Perhaps the choice merely reflected the way Diogenes was taken up in posterity as a symbol - of simple outdoors abstemious living. In this interpretation, the less savoury aspects of his behaviour are ignored, perhaps only alluded to by euphemisms in approved biography, so that they were unknown to the hoi polloi. The Victorians were always willing to embrace things Classical, provided they could be made to symbolise espoused Victorian values such as thrift and self-reliance, my old school offering a coded reminder of this.
It occupied a hill where once had stood a Roman fortress. Atop this, in the Victorian era, was built a sort of mini St Paul’s, a building in the shape of a Greek Cross topped by a lofty cupola. Inside, in the octagonal central hall underneath this dome, where school assemblies and religious services were once held, stands a life-size statue of Diogenes. Although the school was turned into executive flats in the 1990s, it is a Listed Building refurbished with public money and the public can view the statue on Heritage Open Days. As the photo shows, it depicts a rather unkempt figure, nude except for a robe draped over one shoulder and carrying a stick and a bowl. This is our Diogenes, whose only possession was a wooden bowl (which he later threw away as unnecessary). statue of Diogenes by Alexander StoddartThe bowl is actually an upturned model of the school dome, a discreet tribute to its Victorian architect, as well as a pun on its local nickname - the Pudding or Porridge Bowl. (The stick was presumably to beat off dogs, with whom Diogenes supposedly competed when locals threw bones for him to gnaw on.)
A man nicknamed The Dog after his lifestyle and repudiation of civilisation may seem an incongruous choice for such a setting, with its walls painted in Regency pastels and high dome symbolising Victorian self-improving aspirations. (The modern term Diogenes Syndrome refers to a self-neglecting condition seen in elderly men that usually gets them taken into care.) But by the Victorian era, Cynicism had evolved as a school of philosophy beyond Diogenes’s extreme personal example, pursuing ideals of self-sufficiency, perhaps even (to the more religious or austere-minded), self-denial. He thus could be seen as the slightly eccentric pioneer of a respectable school of thought. Cynicism had by then evolved away from its let’s-all-live-like-dogs crude beginnings, more towards the sort of self-reliance preached by Baden-Powell.

.....

**LIST OF TASKS:**
1. According to the passage on the Diogenes statue, what is the bowl the statue carries actually a model of?
2. Print the passage on the Diogenes statue, starting with "A man nicknamed" and going on through "preached by Baden-Powell.".

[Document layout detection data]
.....

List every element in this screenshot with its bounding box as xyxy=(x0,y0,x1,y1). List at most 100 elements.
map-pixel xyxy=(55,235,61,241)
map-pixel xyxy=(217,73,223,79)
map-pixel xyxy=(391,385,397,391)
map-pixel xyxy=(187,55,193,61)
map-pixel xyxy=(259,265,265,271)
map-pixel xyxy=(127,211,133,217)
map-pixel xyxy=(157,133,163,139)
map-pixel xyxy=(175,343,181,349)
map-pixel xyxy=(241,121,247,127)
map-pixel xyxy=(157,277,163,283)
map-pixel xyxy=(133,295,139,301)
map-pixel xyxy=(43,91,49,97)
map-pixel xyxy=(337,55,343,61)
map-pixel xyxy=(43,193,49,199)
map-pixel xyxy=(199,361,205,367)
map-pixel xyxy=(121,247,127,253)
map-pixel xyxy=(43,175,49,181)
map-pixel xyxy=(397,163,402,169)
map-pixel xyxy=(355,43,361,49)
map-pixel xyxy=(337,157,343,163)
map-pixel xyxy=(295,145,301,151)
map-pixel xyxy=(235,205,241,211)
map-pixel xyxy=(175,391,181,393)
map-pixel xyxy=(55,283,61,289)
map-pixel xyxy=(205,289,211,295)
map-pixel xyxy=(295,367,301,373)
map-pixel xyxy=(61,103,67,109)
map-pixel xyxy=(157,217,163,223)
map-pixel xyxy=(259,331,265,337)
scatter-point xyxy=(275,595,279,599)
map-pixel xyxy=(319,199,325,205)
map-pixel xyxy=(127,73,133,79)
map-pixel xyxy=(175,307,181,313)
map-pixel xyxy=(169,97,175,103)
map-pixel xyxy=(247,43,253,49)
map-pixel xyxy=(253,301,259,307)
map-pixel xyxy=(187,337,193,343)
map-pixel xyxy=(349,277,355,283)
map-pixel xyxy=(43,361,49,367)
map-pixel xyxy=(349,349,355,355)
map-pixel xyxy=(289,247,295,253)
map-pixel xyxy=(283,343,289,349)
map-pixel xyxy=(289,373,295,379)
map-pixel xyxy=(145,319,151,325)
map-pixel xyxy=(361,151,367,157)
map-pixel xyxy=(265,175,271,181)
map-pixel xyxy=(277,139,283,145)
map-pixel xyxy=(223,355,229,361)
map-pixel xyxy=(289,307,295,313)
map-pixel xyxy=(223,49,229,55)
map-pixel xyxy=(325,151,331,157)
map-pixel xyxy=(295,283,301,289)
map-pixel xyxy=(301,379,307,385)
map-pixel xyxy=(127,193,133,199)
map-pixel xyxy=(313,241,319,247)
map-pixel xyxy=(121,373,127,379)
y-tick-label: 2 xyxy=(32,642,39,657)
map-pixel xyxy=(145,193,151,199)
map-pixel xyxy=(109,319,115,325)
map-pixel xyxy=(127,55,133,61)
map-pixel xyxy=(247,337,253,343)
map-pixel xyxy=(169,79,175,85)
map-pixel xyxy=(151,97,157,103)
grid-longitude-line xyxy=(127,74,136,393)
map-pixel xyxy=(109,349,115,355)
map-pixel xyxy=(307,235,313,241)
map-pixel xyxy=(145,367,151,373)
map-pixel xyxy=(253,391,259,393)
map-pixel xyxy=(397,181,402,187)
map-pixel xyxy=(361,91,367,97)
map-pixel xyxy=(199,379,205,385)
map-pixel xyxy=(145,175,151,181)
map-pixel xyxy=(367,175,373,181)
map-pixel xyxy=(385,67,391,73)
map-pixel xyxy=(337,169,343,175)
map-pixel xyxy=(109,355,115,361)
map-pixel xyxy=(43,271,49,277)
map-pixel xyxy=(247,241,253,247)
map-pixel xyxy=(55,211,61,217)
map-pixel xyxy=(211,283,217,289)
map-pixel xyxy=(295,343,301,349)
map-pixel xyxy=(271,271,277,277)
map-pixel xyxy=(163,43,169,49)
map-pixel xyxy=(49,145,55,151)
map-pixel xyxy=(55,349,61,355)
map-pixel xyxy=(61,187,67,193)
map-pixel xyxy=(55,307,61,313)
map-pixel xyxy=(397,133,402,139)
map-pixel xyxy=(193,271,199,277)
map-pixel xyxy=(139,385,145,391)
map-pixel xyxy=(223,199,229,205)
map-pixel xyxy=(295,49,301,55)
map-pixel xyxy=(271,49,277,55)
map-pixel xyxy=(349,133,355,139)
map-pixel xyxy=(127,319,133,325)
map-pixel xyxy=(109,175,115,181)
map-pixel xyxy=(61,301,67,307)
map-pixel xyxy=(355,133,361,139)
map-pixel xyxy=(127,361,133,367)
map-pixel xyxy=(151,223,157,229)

.....

**RESULTS:**
1. It is an upturned model of the school dome.

2.
A man nicknamed The Dog after his lifestyle and repudiation of civilisation may seem an incongruous choice for such a setting, with its walls painted in Regency pastels and high dome symbolising Victorian self-improving aspirations. (The modern term Diogenes Syndrome refers to a self-neglecting condition seen in elderly men that usually gets them taken into care.) But by the Victorian era, Cynicism had evolved as a school of philosophy beyond Diogenes’s extreme personal example, pursuing ideals of self-sufficiency, perhaps even (to the more religious or austere-minded), self-denial. He thus could be seen as the slightly eccentric pioneer of a respectable school of thought. Cynicism had by then evolved away from its let’s-all-live-like-dogs crude beginnings, more towards the sort of self-reliance preached by Baden-Powell.